Wherever a line below holds the word "peak", copy that line.

▸ Entries supplied:
——————————
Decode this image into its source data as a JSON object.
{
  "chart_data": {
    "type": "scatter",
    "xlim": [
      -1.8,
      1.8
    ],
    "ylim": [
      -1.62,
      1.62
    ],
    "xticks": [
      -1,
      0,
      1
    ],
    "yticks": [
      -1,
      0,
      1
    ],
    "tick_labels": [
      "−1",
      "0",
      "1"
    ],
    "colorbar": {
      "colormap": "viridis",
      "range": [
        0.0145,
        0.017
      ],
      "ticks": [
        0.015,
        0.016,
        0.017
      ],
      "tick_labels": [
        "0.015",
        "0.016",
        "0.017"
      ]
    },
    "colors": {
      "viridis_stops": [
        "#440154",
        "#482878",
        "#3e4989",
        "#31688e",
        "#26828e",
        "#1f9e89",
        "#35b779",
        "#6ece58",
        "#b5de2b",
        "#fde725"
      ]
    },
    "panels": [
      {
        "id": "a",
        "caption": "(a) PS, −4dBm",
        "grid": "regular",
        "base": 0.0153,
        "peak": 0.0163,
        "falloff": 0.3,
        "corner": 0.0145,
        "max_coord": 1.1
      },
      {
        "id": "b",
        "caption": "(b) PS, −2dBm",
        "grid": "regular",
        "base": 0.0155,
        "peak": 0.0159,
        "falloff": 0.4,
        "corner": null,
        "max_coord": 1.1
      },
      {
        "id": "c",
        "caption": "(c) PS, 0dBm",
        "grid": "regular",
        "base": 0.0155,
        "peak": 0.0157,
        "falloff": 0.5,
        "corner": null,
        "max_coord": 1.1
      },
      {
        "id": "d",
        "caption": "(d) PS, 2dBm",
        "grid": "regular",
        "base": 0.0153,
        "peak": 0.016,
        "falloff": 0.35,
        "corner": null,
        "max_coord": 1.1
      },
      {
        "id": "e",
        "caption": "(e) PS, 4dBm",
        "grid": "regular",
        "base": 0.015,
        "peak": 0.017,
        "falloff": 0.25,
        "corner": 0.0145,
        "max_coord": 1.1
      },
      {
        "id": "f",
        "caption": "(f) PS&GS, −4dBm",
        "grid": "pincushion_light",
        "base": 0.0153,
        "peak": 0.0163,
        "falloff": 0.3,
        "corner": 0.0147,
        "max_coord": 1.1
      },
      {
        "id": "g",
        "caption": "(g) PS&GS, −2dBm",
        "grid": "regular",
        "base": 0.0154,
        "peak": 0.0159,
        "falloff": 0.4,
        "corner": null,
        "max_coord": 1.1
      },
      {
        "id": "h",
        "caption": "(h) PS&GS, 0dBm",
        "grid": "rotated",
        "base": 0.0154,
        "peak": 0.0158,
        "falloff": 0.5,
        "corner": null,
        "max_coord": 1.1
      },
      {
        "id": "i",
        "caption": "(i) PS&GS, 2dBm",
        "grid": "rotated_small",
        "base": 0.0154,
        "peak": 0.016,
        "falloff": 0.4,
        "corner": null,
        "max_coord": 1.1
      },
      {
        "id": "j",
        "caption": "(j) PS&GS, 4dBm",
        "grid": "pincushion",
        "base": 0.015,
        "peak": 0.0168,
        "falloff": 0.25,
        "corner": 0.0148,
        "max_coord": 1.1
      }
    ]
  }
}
——————————
▸ Exercise result:
        "peak": 0.0163,
        "peak": 0.0159,
        "peak": 0.0157,
        "peak": 0.016,
        "peak": 0.017,
        "peak": 0.0163,
        "peak": 0.0159,
        "peak": 0.0158,
        "peak": 0.016,
        "peak": 0.0168,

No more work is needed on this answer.